━━━━━ Information shown

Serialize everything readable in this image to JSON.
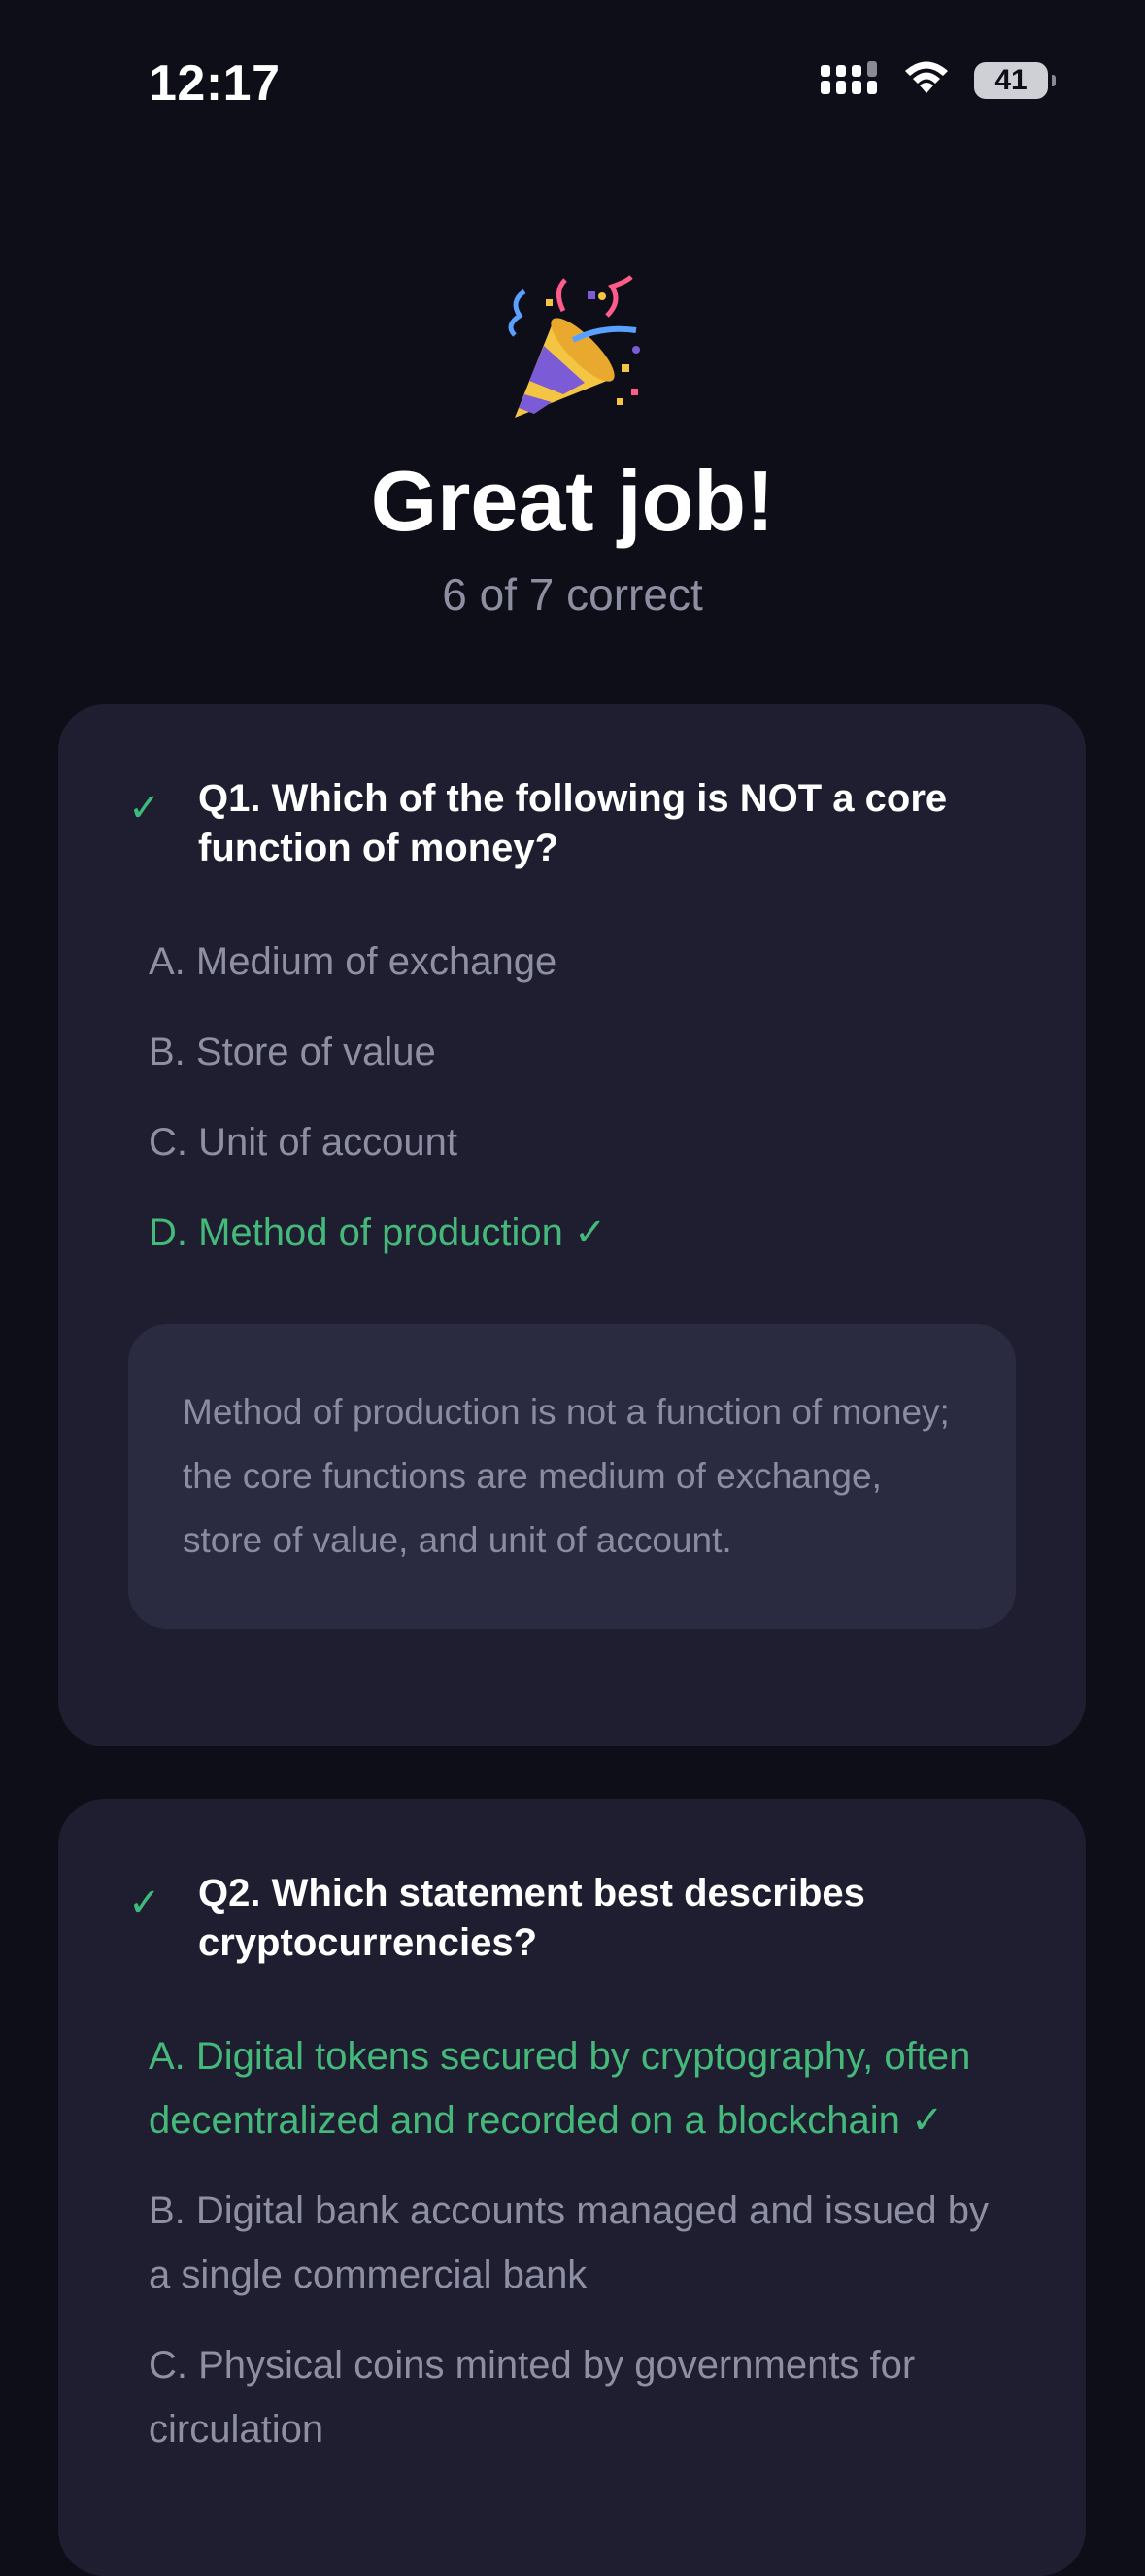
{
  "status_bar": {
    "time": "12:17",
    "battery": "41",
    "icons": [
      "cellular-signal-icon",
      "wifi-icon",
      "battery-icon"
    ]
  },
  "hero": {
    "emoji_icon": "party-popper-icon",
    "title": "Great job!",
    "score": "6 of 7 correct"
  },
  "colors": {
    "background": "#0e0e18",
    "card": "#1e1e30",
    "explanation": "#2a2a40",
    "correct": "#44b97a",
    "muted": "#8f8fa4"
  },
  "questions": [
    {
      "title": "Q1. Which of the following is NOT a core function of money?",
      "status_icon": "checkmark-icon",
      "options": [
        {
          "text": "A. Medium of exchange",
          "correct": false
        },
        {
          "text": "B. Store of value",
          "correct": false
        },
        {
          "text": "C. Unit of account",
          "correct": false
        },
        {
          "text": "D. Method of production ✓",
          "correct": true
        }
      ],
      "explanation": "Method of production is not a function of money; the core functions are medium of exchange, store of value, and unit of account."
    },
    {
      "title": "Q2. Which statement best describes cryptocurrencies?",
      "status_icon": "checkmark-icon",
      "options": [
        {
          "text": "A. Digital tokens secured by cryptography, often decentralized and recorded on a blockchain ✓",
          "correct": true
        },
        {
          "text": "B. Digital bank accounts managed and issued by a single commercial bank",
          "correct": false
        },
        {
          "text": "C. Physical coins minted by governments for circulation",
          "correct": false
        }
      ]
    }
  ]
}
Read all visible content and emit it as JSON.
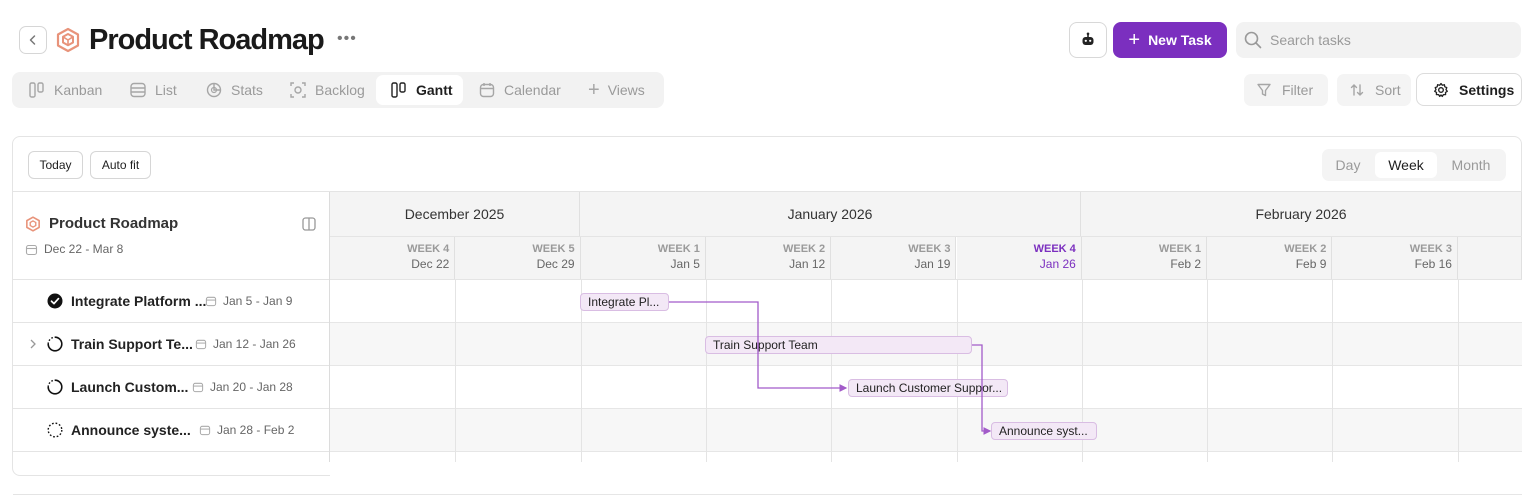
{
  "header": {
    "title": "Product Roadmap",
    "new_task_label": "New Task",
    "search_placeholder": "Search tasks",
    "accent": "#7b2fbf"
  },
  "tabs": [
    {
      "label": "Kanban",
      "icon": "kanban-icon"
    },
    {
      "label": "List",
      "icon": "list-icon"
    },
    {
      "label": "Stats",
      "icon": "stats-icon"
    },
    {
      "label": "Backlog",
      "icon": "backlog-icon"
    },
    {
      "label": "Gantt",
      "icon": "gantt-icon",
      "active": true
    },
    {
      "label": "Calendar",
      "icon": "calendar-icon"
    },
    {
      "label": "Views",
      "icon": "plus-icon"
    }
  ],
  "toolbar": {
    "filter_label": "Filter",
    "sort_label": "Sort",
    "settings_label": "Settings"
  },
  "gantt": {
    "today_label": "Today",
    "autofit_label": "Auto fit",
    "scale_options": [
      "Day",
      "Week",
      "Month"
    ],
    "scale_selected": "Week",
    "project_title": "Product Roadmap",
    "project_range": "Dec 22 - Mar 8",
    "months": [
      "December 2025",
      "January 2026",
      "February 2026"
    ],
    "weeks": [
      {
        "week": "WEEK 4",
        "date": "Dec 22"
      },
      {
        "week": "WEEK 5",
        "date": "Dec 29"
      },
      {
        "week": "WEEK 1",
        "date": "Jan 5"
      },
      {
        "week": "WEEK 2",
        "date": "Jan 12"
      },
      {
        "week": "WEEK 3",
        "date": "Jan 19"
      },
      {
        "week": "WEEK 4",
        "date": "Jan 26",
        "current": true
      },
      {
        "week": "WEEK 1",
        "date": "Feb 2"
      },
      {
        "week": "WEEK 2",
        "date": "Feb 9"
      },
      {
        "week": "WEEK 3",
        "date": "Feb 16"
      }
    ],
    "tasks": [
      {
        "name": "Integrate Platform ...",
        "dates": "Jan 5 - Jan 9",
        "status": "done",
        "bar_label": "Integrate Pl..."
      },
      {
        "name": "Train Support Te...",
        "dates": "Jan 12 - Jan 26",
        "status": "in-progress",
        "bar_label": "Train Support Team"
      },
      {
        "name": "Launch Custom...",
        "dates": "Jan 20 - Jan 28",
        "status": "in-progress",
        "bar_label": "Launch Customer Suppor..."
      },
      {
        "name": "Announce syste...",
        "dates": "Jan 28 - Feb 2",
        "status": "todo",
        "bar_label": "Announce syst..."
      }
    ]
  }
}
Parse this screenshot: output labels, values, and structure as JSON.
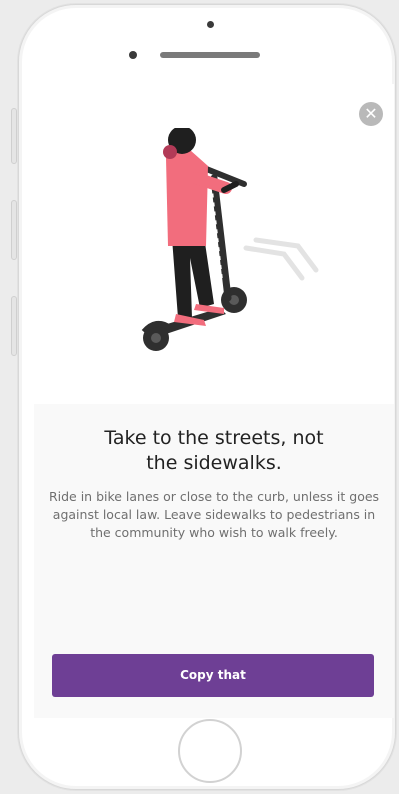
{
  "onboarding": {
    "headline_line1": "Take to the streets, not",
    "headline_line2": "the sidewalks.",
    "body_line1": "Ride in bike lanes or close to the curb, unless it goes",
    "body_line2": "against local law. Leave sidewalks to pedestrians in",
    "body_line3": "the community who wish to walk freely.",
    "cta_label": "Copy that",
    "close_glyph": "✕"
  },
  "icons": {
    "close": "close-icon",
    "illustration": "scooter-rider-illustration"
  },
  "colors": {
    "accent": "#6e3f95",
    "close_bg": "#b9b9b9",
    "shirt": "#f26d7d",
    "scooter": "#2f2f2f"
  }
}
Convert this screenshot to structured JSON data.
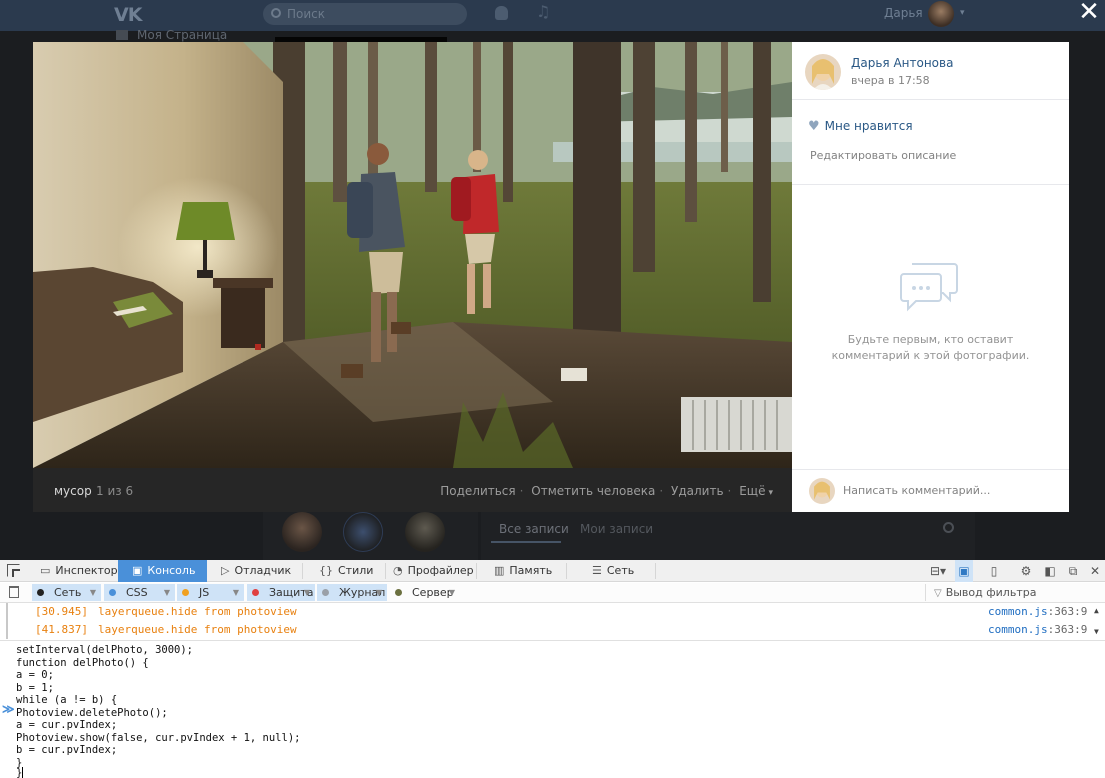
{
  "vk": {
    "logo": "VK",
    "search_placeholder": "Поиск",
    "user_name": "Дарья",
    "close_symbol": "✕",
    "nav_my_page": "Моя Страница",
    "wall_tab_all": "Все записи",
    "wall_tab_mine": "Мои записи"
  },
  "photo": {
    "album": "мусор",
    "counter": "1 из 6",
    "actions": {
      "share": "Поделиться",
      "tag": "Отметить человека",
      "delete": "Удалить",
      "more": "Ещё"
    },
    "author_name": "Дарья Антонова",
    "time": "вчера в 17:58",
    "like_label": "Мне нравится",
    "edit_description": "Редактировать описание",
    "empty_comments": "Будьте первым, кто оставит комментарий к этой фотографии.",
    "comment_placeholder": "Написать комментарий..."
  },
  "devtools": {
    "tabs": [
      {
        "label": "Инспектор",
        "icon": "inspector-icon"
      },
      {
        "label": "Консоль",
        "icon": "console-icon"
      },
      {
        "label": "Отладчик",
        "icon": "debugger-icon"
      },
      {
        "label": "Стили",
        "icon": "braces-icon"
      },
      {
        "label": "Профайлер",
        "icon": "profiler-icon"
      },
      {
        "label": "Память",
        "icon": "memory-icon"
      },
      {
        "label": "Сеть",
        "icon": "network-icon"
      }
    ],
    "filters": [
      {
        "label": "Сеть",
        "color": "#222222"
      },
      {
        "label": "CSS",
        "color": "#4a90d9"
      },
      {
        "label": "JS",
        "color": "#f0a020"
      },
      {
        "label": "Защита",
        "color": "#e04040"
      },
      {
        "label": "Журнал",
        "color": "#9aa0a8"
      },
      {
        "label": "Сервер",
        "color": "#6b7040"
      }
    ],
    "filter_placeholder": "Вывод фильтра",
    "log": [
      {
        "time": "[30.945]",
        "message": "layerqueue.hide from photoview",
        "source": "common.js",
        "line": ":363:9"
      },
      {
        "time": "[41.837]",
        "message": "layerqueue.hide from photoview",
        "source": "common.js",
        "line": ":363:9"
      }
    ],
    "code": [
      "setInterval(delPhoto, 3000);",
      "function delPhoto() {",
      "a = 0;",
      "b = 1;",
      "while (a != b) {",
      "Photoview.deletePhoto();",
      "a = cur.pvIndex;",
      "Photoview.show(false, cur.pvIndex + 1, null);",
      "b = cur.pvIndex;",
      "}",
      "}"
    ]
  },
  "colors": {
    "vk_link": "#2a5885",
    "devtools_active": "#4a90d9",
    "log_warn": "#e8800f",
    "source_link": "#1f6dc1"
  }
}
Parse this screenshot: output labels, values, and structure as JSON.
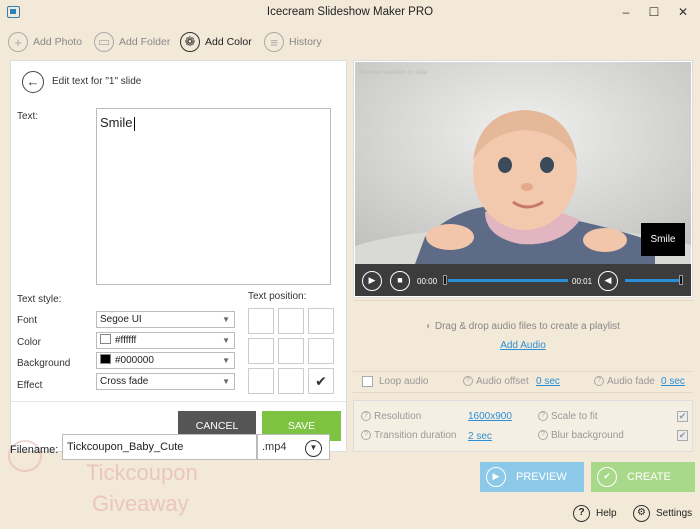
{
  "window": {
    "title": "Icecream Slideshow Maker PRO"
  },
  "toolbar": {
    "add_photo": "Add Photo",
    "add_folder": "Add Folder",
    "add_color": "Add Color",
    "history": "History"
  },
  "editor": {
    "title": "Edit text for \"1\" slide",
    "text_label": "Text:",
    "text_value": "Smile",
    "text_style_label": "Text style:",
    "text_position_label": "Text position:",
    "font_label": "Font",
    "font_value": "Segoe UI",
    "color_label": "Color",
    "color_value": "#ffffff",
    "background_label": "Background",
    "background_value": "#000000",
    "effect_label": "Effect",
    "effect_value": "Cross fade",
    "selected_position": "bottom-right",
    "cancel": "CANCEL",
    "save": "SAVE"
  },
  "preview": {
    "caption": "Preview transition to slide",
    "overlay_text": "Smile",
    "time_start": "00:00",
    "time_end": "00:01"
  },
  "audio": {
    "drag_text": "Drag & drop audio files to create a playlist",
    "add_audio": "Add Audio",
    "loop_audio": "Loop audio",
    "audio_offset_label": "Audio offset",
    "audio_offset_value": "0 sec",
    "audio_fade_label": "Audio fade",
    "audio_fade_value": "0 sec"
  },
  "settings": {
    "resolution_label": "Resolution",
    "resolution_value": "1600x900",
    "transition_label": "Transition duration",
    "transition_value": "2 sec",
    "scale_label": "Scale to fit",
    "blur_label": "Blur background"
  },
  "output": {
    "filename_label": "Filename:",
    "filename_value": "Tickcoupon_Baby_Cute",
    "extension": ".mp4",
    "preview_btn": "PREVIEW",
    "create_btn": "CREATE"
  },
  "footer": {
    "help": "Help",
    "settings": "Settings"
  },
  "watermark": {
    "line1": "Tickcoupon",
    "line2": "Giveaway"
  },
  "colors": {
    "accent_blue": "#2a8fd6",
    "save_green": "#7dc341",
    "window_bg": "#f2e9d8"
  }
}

━━━━━━━━━━

*Exercise*: Identify every line above that includes the word "JSON", and show those lines.

*Correct response*:
Serialize everything readable in this image to JSON.
Read all visible content and emit it as JSON.
Parse this screenshot: output labels, values, and structure as JSON.
Convert this screenshot to structured JSON data.
Parse this screenshot: output labels, values, and structure as JSON.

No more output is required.